▶ **ABOUT THIS EXERCISE**
Check each line of the material for the string "blandos", and copy the lines that have it.

....................

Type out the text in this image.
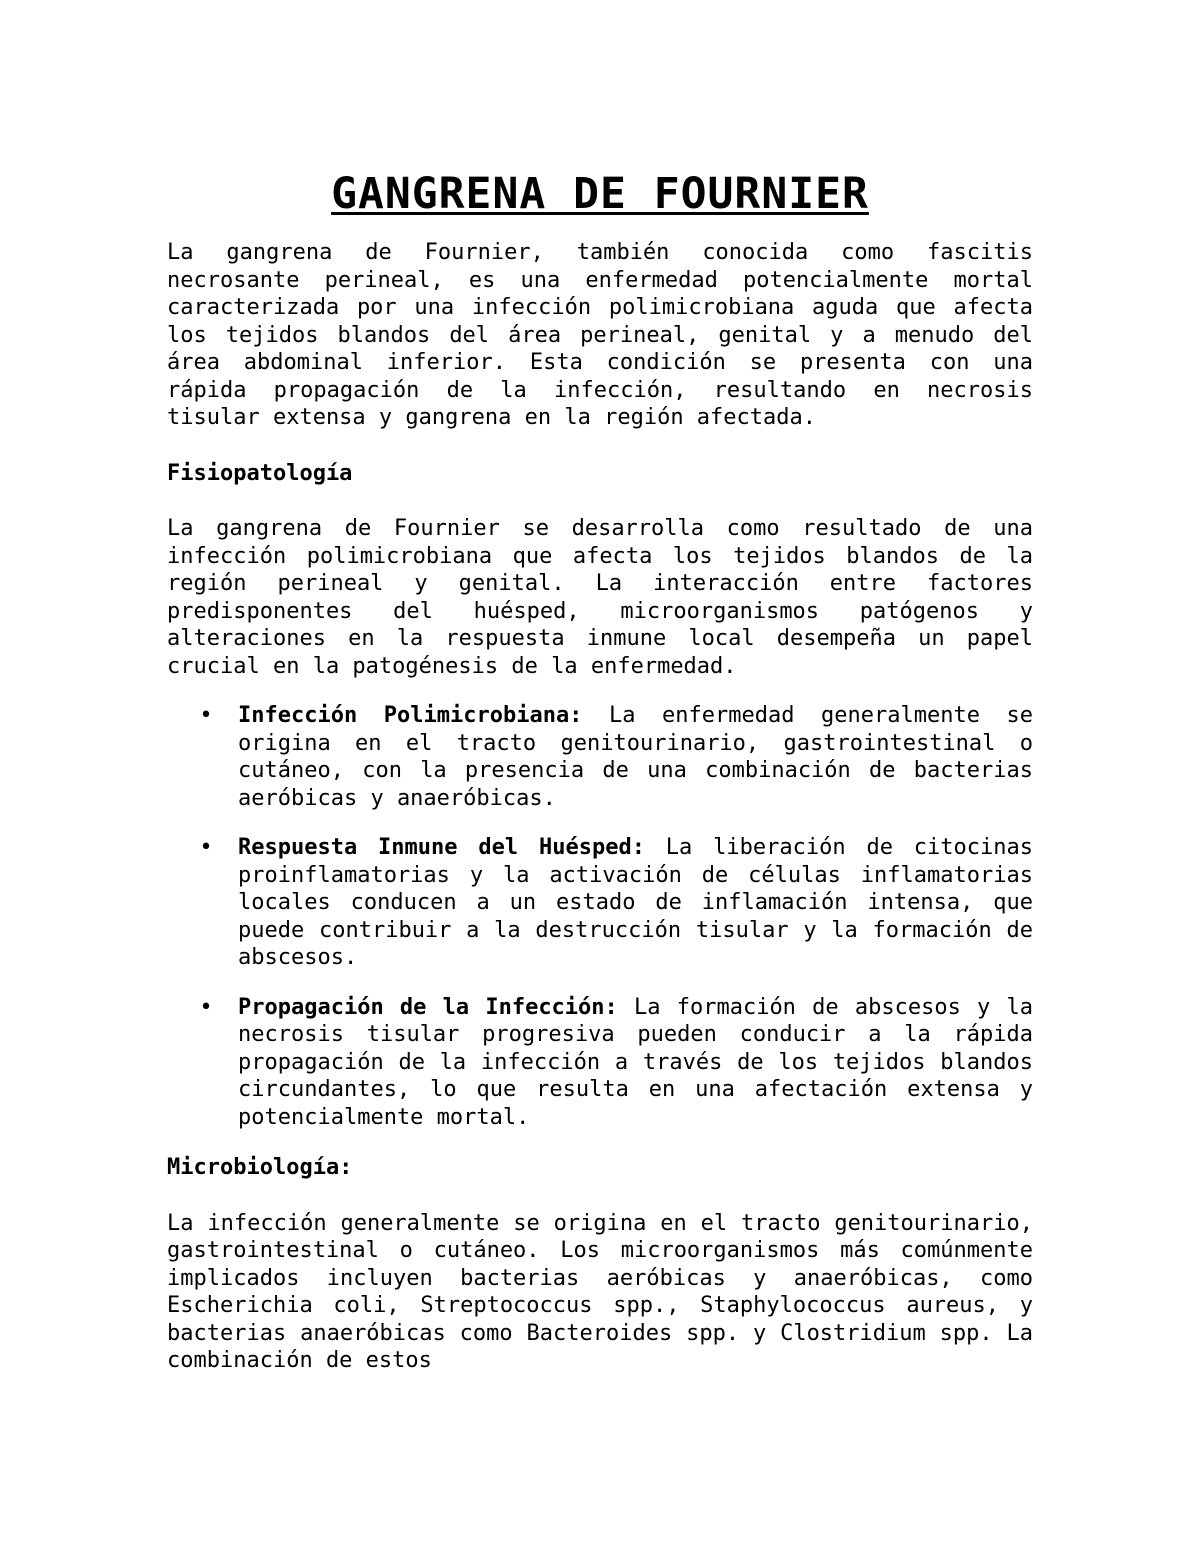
GANGRENA DE FOURNIER

La gangrena de Fournier, también conocida como fascitis necrosante perineal, es una enfermedad potencialmente mortal caracterizada por una infección polimicrobiana aguda que afecta los tejidos blandos del área perineal, genital y a menudo del área abdominal inferior. Esta condición se presenta con una rápida propagación de la infección, resultando en necrosis tisular extensa y gangrena en la región afectada.

Fisiopatología

La gangrena de Fournier se desarrolla como resultado de una infección polimicrobiana que afecta los tejidos blandos de la región perineal y genital. La interacción entre factores predisponentes del huésped, microorganismos patógenos y alteraciones en la respuesta inmune local desempeña un papel crucial en la patogénesis de la enfermedad.

• Infección Polimicrobiana: La enfermedad generalmente se origina en el tracto genitourinario, gastrointestinal o cutáneo, con la presencia de una combinación de bacterias aeróbicas y anaeróbicas.
• Respuesta Inmune del Huésped: La liberación de citocinas proinflamatorias y la activación de células inflamatorias locales conducen a un estado de inflamación intensa, que puede contribuir a la destrucción tisular y la formación de abscesos.
• Propagación de la Infección: La formación de abscesos y la necrosis tisular progresiva pueden conducir a la rápida propagación de la infección a través de los tejidos blandos circundantes, lo que resulta en una afectación extensa y potencialmente mortal.
Microbiología:

La infección generalmente se origina en el tracto genitourinario, gastrointestinal o cutáneo. Los microorganismos más comúnmente implicados incluyen bacterias aeróbicas y anaeróbicas, como Escherichia coli, Streptococcus spp., Staphylococcus aureus, y bacterias anaeróbicas como Bacteroides spp. y Clostridium spp. La combinación de estos
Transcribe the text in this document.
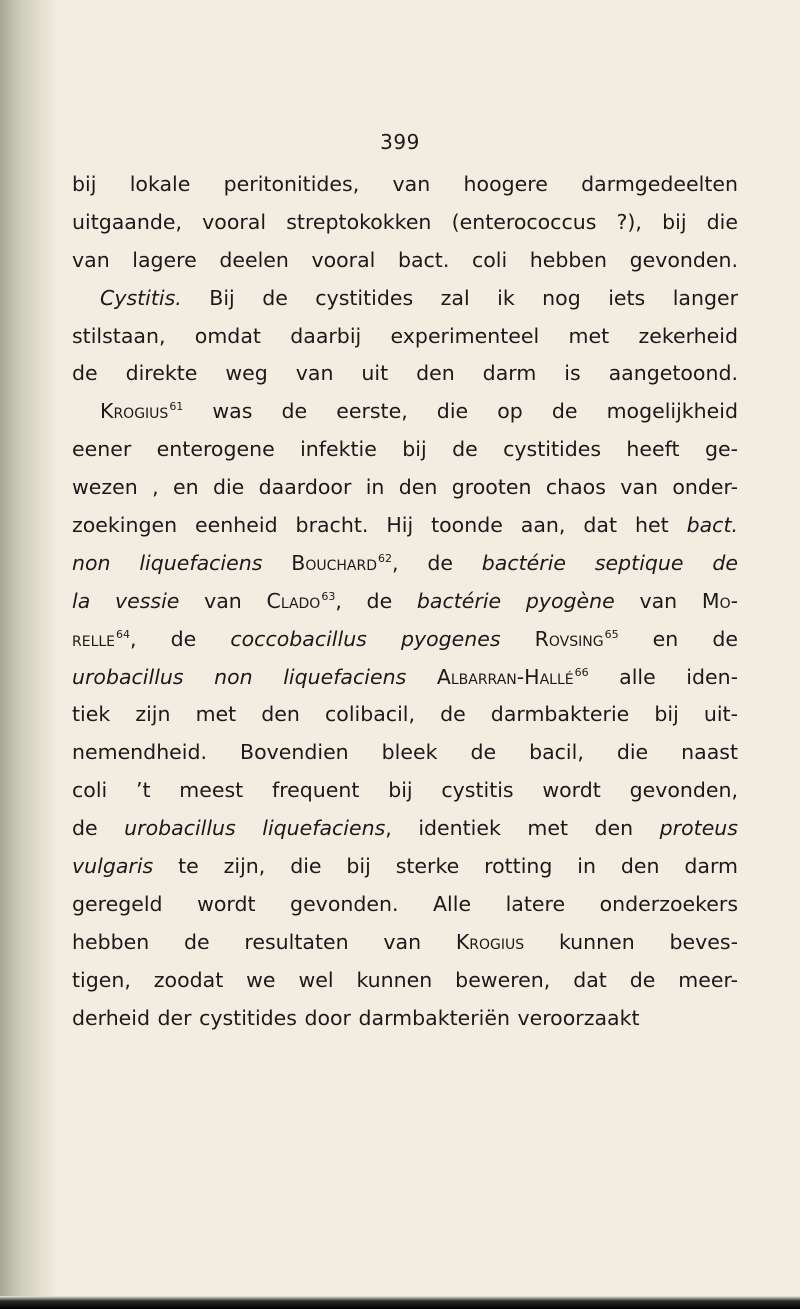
399
bij lokale peritonitides, van hoogere darmgedeelten
uitgaande, vooral streptokokken (enterococcus ?), bij die
van lagere deelen vooral bact. coli hebben gevonden.
Cystitis. Bij de cystitides zal ik nog iets langer
stilstaan, omdat daarbij experimenteel met zekerheid
de direkte weg van uit den darm is aangetoond.
Krogius$^{61}$ was de eerste, die op de mogelijkheid
eener enterogene infektie bij de cystitides heeft ge-
wezen , en die daardoor in den grooten chaos van onder-
zoekingen eenheid bracht. Hij toonde aan, dat het bact.
non liquefaciens Bouchard$^{62}$, de bactérie septique de
la vessie van Clado$^{63}$, de bactérie pyogène van Mo-
relle$^{64}$, de coccobacillus pyogenes Rovsing$^{65}$ en de
urobacillus non liquefaciens Albarran-Hallé$^{66}$ alle iden-
tiek zijn met den colibacil, de darmbakterie bij uit-
nemendheid. Bovendien bleek de bacil, die naast
coli ’t meest frequent bij cystitis wordt gevonden,
de urobacillus liquefaciens, identiek met den proteus
vulgaris te zijn, die bij sterke rotting in den darm
geregeld wordt gevonden. Alle latere onderzoekers
hebben de resultaten van Krogius kunnen beves-
tigen, zoodat we wel kunnen beweren, dat de meer-
derheid der cystitides door darmbakteriën veroorzaakt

....................

▶ **TASK RESPONSE**
La gangrena de Fournier, también conocida como fascitis necrosante perineal, es una enfermedad potencialmente mortal caracterizada por una infección polimicrobiana aguda que afecta los tejidos blandos del área perineal, genital y a menudo del área abdominal inferior. Esta condición se presenta con una rápida propagación de la infección, resultando en necrosis tisular extensa y gangrena en la región afectada.
La gangrena de Fournier se desarrolla como resultado de una infección polimicrobiana que afecta los tejidos blandos de la región perineal y genital. La interacción entre factores predisponentes del huésped, microorganismos patógenos y alteraciones en la respuesta inmune local desempeña un papel crucial en la patogénesis de la enfermedad.
• Propagación de la Infección: La formación de abscesos y la necrosis tisular progresiva pueden conducir a la rápida propagación de la infección a través de los tejidos blandos circundantes, lo que resulta en una afectación extensa y potencialmente mortal.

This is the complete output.